▶ **To be done**
Gather all lines in the entries that include the word "меры".

[Source data]
_ _ _ _ _ _ _
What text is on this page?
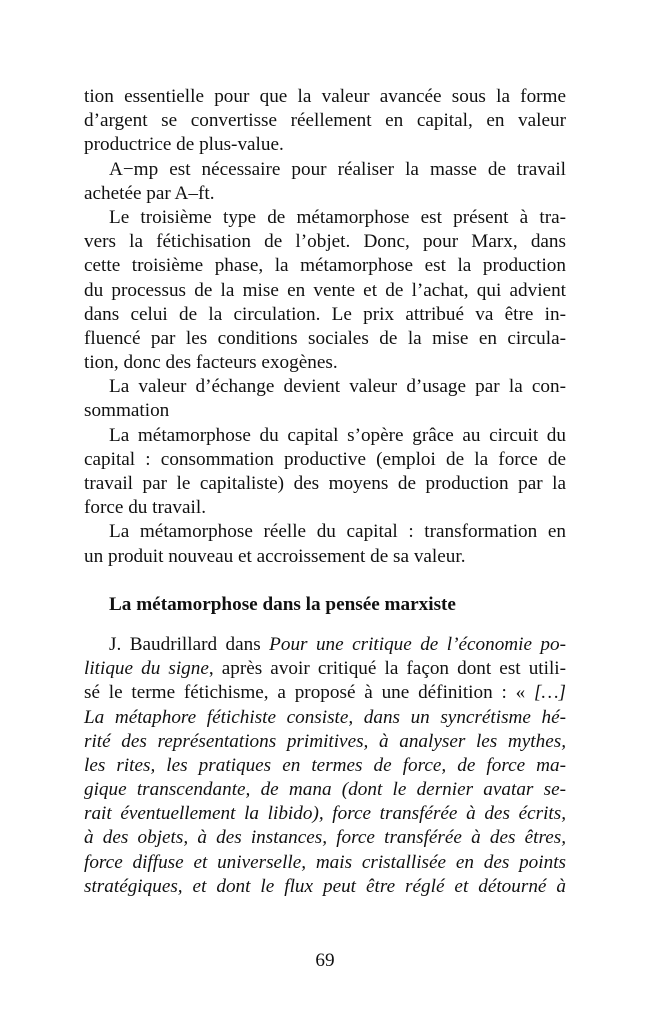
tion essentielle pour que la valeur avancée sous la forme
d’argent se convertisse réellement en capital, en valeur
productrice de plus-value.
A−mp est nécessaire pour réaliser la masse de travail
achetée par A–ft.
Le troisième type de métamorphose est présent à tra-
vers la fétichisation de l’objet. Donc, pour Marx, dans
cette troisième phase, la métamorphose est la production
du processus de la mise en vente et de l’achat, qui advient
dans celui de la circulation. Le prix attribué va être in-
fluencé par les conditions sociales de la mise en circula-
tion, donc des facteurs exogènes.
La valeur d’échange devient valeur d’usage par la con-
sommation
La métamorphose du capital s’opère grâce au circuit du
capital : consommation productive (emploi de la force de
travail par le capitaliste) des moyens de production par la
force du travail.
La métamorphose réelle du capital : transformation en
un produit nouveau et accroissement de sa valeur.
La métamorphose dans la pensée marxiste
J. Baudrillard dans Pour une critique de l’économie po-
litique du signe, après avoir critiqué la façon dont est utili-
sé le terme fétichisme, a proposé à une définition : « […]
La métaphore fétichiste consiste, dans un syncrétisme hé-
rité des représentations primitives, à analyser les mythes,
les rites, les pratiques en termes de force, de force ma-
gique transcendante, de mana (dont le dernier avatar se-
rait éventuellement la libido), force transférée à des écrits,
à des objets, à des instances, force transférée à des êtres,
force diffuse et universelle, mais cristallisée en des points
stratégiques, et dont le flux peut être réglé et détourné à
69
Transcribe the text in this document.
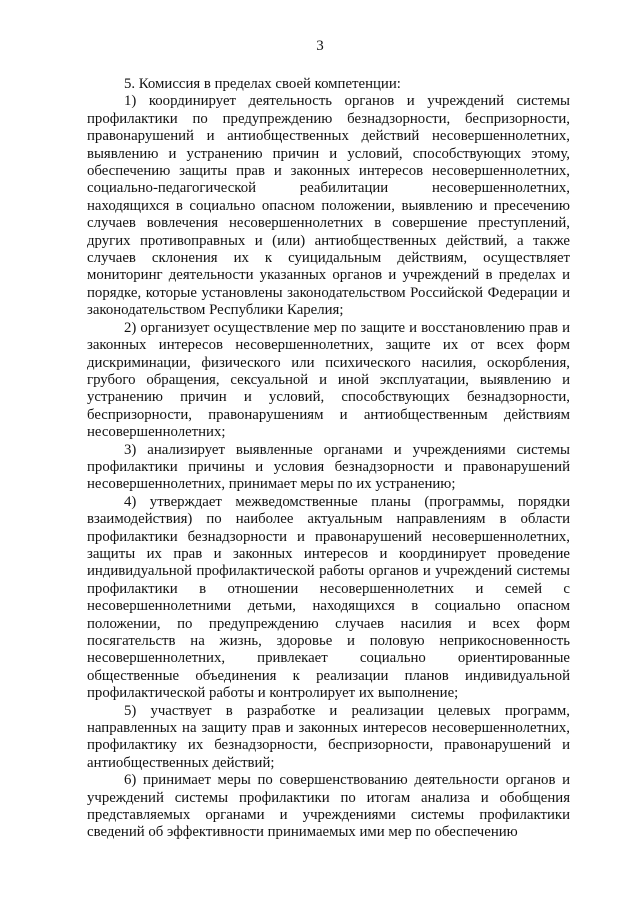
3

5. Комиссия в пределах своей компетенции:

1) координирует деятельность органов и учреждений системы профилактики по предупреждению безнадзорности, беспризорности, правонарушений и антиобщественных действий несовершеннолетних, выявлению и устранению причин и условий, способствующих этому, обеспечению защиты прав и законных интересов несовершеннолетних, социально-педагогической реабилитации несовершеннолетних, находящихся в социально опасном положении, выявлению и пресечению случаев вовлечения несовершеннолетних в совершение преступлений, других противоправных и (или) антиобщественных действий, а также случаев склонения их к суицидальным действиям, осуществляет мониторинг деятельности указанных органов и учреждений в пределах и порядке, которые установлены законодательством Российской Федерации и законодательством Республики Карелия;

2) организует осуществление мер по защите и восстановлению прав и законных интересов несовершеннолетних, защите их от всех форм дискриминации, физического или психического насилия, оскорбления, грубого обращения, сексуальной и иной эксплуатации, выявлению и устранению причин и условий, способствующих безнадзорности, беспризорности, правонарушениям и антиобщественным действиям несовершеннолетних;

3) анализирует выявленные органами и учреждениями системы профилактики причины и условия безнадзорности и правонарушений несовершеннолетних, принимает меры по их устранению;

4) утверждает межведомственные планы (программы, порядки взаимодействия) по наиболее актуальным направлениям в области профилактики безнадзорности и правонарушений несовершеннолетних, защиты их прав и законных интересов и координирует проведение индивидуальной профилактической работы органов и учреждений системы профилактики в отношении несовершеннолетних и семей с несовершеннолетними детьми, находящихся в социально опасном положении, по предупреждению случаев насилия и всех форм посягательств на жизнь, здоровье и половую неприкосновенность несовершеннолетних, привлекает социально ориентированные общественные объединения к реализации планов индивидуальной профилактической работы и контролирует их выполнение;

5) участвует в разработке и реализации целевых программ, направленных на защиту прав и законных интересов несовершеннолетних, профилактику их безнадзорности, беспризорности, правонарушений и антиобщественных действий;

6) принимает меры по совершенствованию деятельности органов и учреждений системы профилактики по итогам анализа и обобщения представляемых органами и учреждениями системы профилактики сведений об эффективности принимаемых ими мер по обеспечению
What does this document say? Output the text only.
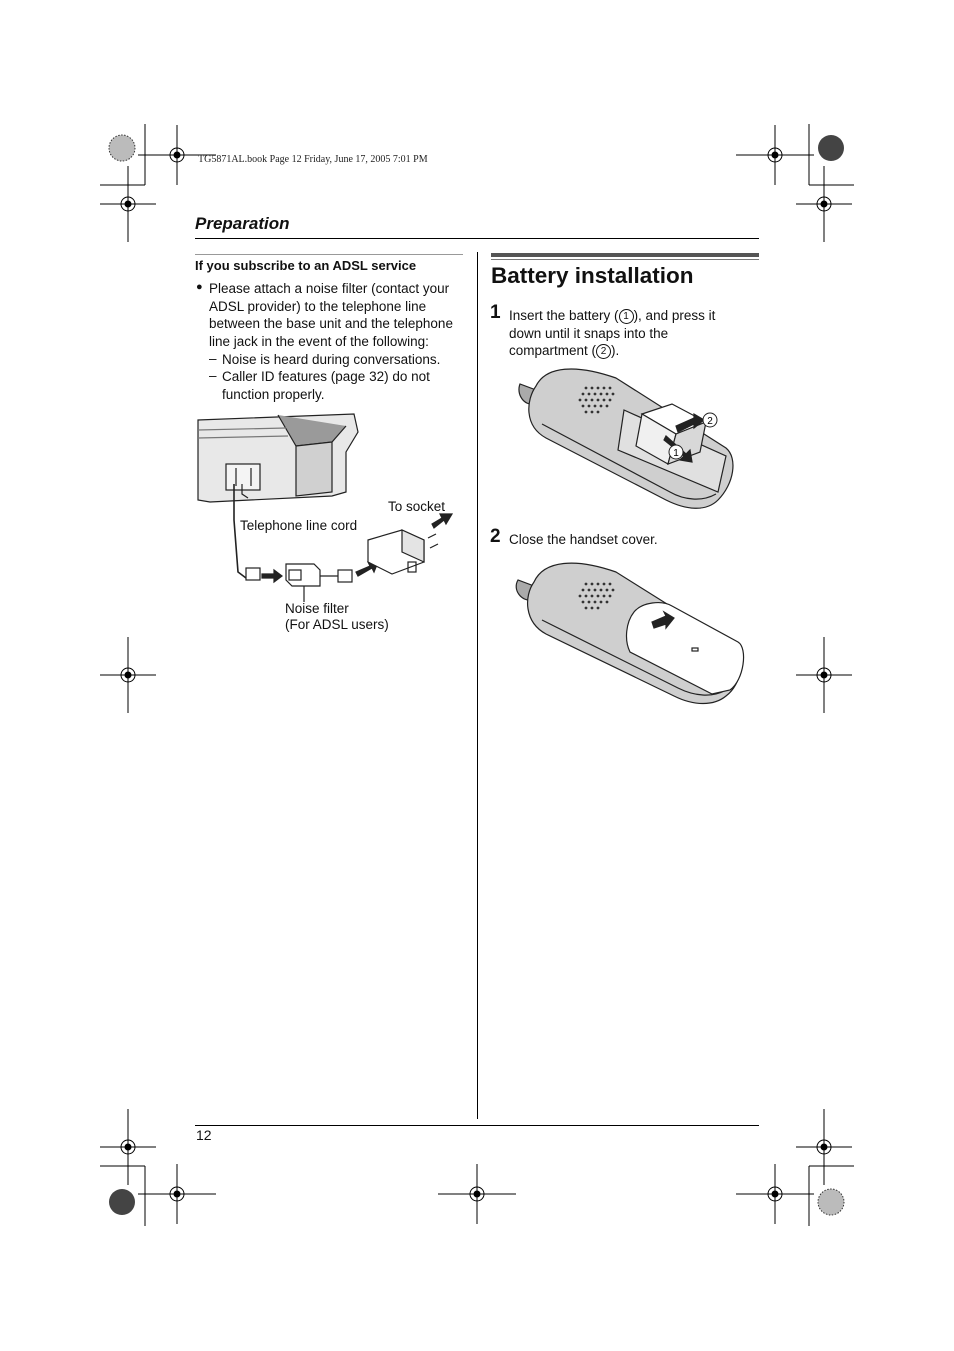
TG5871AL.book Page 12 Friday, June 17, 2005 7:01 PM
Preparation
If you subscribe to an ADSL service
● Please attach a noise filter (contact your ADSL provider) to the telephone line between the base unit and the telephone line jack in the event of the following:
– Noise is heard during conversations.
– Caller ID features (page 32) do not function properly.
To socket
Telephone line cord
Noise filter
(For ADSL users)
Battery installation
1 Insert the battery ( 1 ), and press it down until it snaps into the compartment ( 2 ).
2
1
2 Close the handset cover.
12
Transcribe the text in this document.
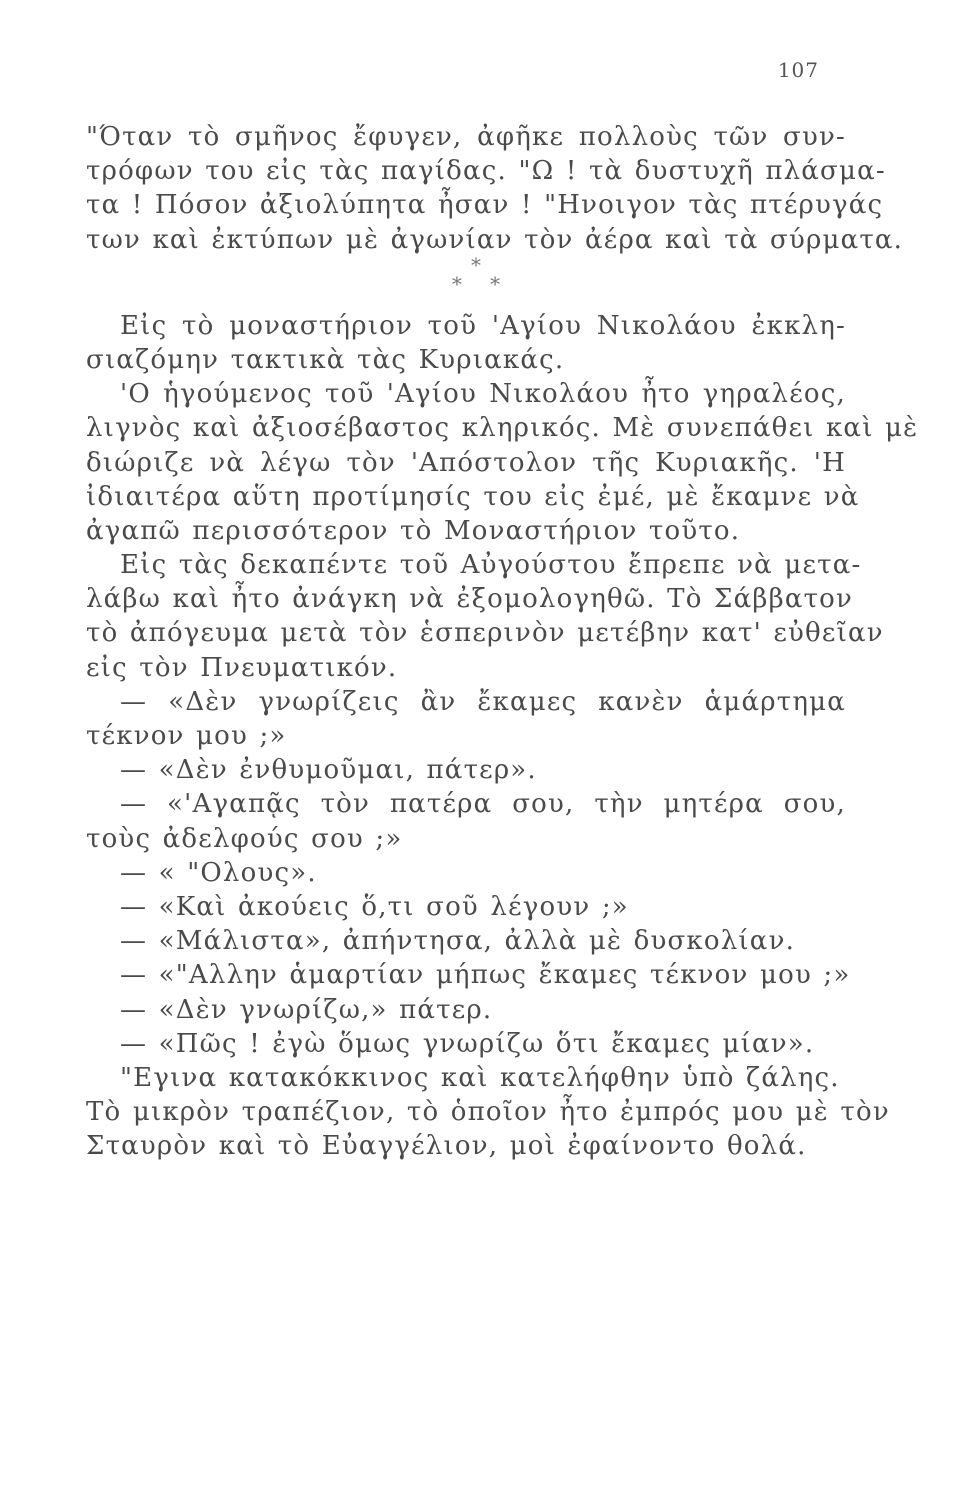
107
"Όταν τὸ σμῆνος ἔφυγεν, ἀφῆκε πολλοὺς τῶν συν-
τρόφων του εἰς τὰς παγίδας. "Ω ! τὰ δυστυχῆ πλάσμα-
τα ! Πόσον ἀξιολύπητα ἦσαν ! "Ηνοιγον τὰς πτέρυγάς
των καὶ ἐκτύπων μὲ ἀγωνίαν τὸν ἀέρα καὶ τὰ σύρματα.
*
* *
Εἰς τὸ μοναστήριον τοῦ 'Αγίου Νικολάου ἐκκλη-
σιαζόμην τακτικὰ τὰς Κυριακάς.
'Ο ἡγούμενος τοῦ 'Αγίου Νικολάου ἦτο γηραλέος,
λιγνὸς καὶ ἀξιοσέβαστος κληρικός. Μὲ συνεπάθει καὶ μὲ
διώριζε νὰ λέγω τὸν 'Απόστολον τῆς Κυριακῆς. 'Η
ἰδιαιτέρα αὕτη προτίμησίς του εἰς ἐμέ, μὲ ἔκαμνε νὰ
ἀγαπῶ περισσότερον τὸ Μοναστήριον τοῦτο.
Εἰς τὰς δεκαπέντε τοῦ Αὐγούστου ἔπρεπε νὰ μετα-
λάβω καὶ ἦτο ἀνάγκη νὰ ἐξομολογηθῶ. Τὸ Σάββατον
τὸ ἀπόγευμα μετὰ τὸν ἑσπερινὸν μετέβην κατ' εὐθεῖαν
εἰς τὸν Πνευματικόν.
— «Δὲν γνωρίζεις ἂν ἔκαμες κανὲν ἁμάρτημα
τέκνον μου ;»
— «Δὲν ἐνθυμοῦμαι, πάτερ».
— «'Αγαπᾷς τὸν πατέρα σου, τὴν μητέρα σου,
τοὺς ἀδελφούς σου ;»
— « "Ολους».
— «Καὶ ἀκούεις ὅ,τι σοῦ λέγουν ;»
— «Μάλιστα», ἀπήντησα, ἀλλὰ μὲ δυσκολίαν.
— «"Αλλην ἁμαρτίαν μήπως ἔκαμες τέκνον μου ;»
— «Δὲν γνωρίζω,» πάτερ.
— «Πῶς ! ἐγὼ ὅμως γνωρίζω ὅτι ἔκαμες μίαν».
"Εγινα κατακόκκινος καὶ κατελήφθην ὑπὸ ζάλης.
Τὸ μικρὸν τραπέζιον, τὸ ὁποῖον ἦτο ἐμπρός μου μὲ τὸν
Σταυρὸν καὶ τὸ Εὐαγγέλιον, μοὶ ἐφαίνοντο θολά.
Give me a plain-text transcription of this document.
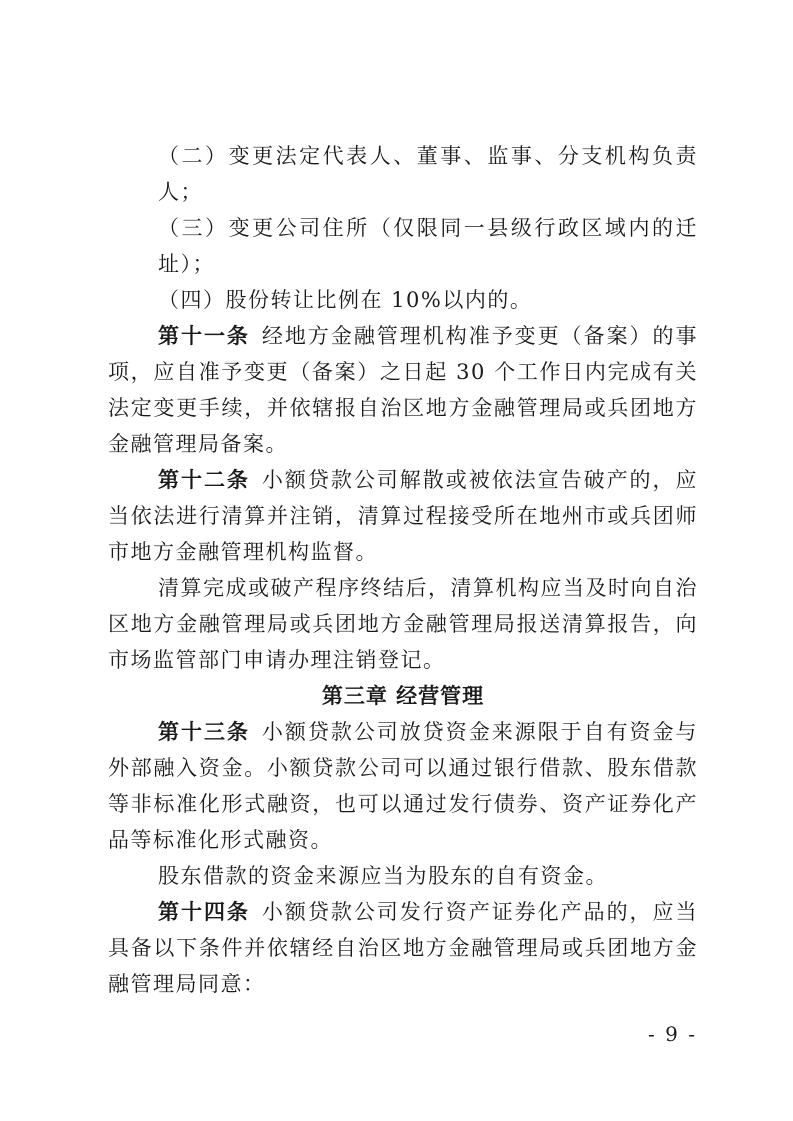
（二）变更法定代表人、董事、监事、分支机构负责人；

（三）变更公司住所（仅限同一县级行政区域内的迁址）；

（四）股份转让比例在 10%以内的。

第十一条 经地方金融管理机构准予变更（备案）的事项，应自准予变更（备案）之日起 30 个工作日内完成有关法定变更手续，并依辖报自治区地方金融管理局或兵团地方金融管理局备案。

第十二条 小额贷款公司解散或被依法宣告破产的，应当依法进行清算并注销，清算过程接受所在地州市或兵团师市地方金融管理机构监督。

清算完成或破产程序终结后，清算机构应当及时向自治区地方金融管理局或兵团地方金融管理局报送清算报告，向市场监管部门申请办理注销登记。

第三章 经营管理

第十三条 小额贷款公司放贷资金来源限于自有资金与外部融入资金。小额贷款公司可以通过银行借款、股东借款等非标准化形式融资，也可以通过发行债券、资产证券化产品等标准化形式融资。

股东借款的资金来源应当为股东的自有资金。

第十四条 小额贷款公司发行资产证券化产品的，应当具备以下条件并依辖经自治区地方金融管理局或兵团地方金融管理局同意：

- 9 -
_ _ _ _ _ _ _
▶ **Answer to this exercise**
3) анализирует выявленные органами и учреждениями системы профилактики причины и условия безнадзорности и правонарушений несовершеннолетних, принимает меры по их устранению;
6) принимает меры по совершенствованию деятельности органов и учреждений системы профилактики по итогам анализа и обобщения представляемых органами и учреждениями системы профилактики сведений об эффективности принимаемых ими мер по обеспечению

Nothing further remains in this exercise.